> _Stated task_
Retype the material that follows, keeping every word as it is.

:::::

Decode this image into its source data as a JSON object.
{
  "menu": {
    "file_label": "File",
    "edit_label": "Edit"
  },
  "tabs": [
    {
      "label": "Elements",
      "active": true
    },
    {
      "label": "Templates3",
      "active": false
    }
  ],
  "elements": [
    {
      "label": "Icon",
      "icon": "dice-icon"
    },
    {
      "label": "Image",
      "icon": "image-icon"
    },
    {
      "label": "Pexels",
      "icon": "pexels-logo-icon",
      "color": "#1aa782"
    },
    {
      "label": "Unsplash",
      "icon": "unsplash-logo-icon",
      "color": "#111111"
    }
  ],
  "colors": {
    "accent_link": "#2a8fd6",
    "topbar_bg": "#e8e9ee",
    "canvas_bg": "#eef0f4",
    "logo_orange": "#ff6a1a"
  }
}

:::::

> _Response for this exercise_
Decode this image into its source data as a JSON object.
{
  "menu": {
    "file_label": "File",
    "edit_label": "Edit"
  },
  "tabs": [
    {
      "label": "Elements",
      "active": true
    },
    {
      "label": "Templates3",
      "active": false
    }
  ],
  "elements": [
    {
      "label": "Icon",
      "icon": "dice-icon"
    },
    {
      "label": "Image",
      "icon": "image-icon"
    },
    {
      "label": "Pexels",
      "icon": "pexels-logo-icon",
      "color": "#1aa782"
    },
    {
      "label": "Unsplash",
      "icon": "unsplash-logo-icon",
      "color": "#111111"
    }
  ],
  "colors": {
    "accent_link": "#2a8fd6",
    "topbar_bg": "#e8e9ee",
    "canvas_bg": "#eef0f4",
    "logo_orange": "#ff6a1a"
  }
}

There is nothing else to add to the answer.